━━━ RECORDS SHOWN
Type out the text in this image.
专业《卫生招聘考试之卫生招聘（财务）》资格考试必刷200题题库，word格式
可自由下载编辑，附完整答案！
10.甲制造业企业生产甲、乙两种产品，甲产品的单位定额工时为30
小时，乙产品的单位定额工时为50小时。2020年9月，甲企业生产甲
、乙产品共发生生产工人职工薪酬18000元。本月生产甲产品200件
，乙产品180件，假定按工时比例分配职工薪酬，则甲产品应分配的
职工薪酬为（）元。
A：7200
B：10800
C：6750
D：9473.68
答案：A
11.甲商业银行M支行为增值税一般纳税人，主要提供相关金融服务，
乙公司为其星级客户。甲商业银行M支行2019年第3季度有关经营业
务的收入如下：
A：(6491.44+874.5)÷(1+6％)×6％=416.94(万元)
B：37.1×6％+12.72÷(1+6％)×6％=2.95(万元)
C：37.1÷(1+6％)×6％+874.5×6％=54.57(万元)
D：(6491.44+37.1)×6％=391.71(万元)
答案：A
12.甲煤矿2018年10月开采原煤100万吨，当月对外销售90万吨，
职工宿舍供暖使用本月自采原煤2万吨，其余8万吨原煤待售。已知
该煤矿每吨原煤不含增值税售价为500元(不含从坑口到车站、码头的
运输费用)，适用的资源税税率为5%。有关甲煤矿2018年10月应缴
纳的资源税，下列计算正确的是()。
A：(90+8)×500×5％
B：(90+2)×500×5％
━━━━━━
━━━ RECORDS SHOWN
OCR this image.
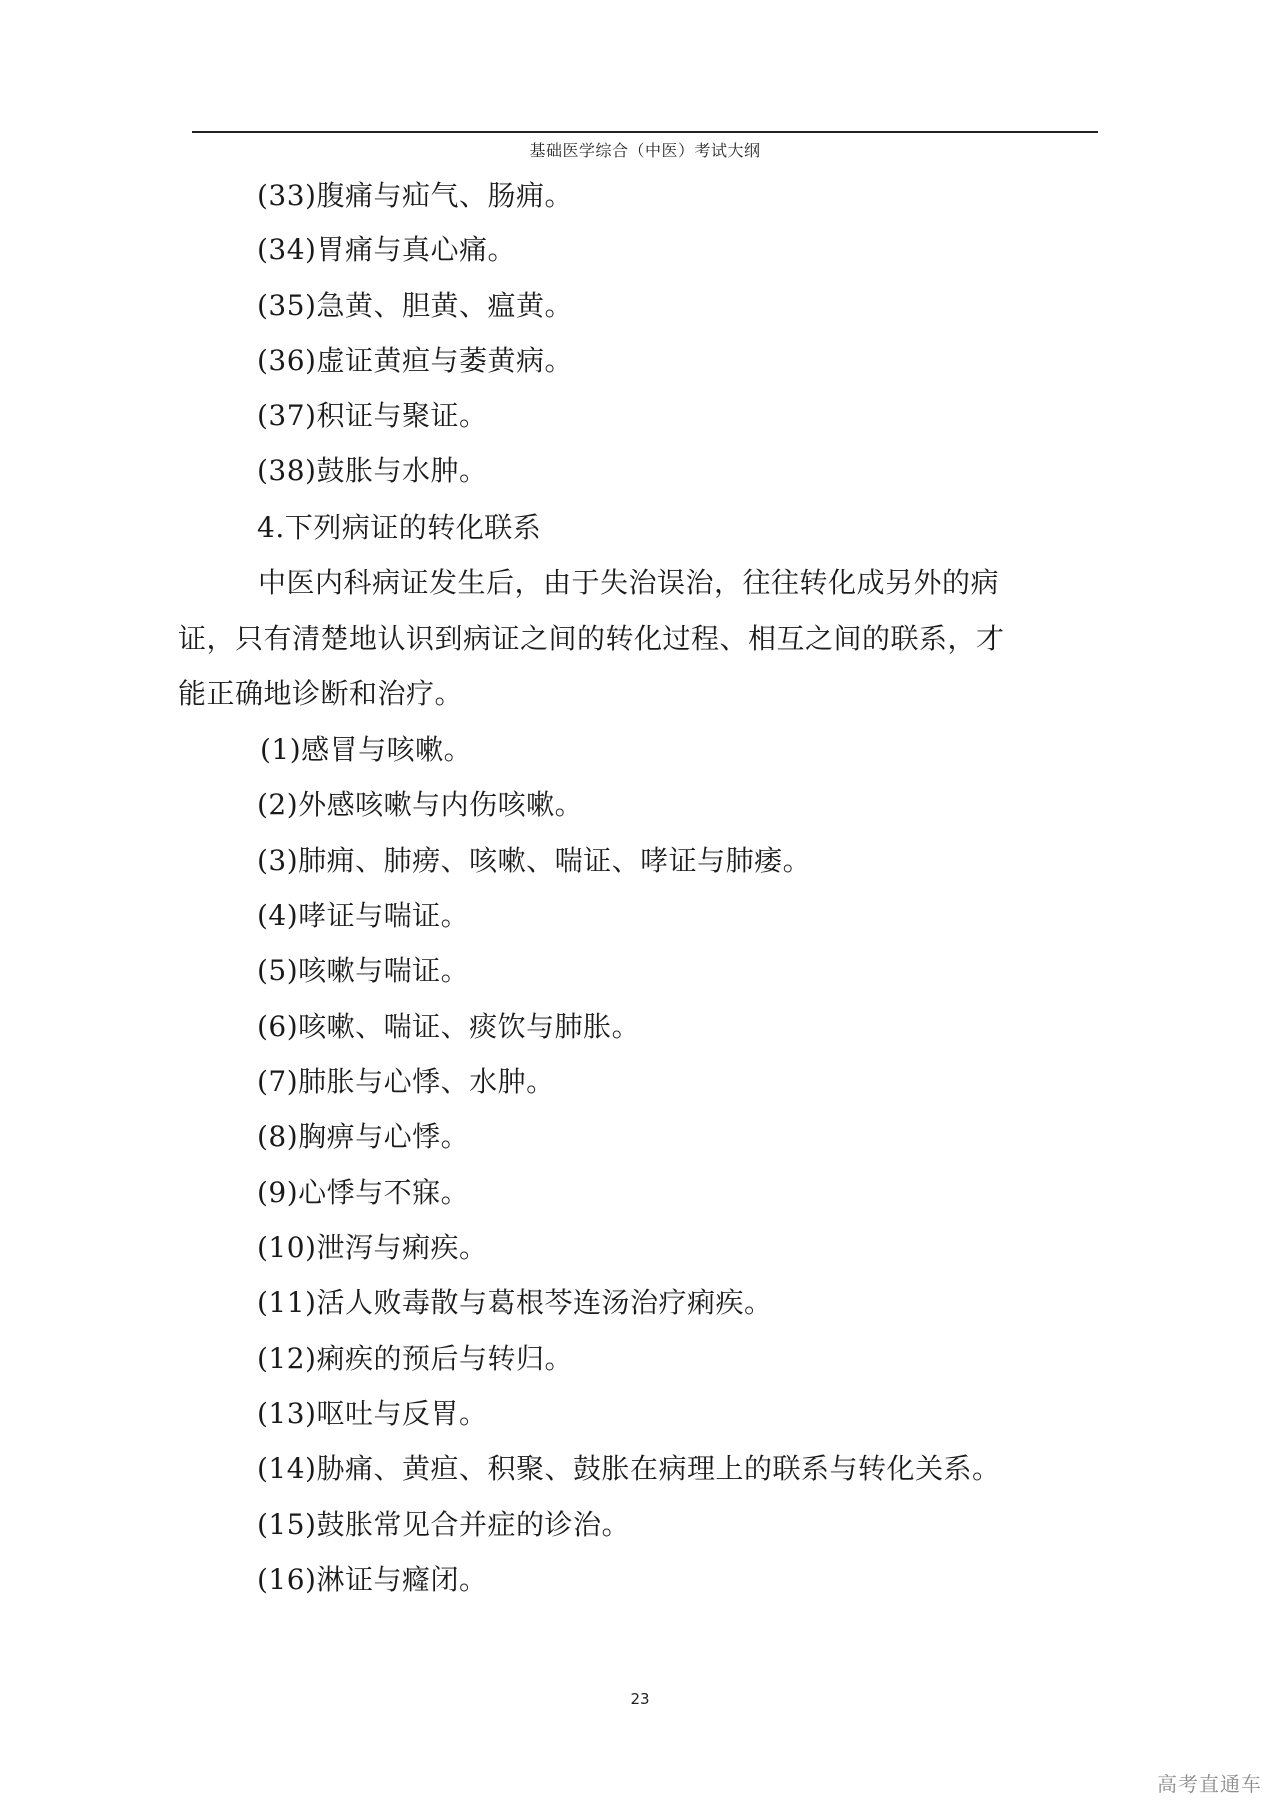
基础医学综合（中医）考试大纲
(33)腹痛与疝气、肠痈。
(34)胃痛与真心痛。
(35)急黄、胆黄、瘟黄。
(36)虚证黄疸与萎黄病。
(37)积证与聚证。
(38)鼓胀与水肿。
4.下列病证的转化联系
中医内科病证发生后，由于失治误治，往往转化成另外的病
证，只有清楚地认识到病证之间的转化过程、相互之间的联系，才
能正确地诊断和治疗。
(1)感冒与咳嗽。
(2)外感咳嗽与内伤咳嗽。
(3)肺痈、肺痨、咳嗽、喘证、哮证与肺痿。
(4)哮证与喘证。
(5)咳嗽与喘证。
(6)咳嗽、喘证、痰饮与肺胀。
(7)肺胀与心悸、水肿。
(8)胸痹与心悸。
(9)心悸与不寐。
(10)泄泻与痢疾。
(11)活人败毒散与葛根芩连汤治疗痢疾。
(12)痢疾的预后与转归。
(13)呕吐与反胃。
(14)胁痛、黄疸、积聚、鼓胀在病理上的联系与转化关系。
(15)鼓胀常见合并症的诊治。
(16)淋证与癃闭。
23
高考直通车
━━━━━━
━━━ RECORDS SHOWN
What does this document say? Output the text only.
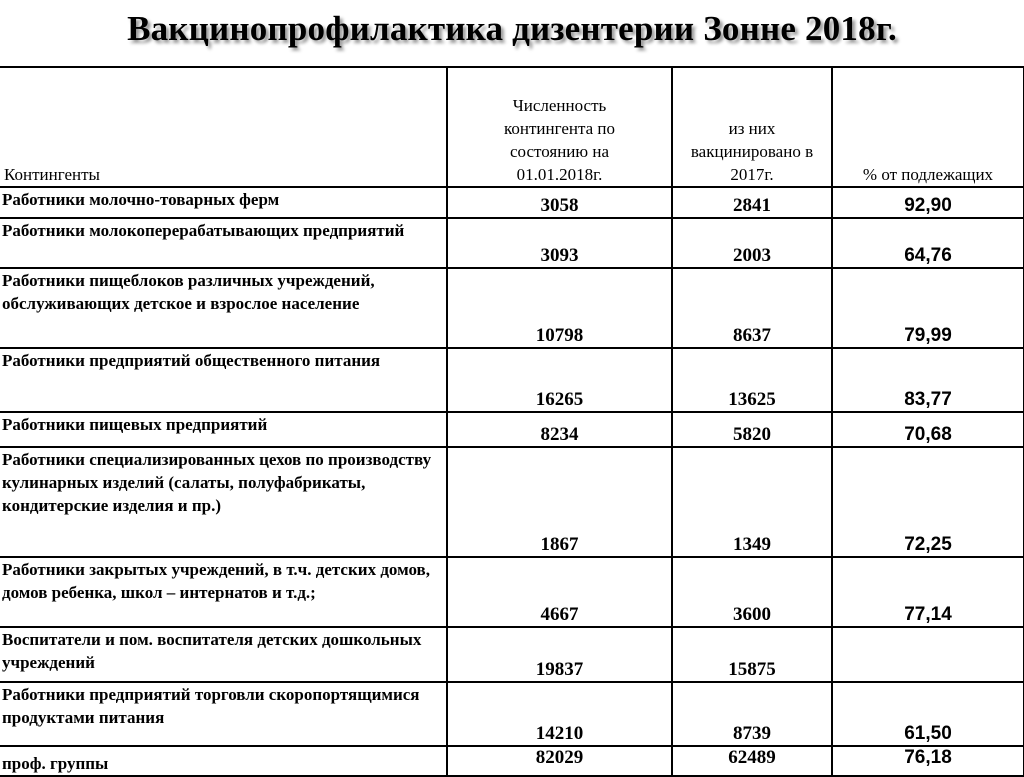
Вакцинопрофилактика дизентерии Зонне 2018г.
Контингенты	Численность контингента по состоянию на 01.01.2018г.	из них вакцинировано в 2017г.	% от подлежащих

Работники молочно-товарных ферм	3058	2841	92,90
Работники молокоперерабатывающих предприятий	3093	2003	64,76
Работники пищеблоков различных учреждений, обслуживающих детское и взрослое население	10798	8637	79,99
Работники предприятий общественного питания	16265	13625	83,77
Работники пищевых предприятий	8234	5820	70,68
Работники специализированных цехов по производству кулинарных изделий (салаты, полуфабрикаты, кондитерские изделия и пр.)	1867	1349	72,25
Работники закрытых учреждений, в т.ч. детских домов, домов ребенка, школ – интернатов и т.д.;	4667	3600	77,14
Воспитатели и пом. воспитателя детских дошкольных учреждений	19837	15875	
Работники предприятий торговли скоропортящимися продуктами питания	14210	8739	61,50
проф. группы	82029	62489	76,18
━━━━━━
> [WORK INSTRUCTIONS]
Copy each line of the records containing the string "предприятий".

> [RESPONSE TO THE TASK]
Работники молокоперерабатывающих предприятий	3093	2003	64,76
Работники предприятий общественного питания	16265	13625	83,77
Работники пищевых предприятий	8234	5820	70,68
Работники предприятий торговли скоропортящимися продуктами питания	14210	8739	61,50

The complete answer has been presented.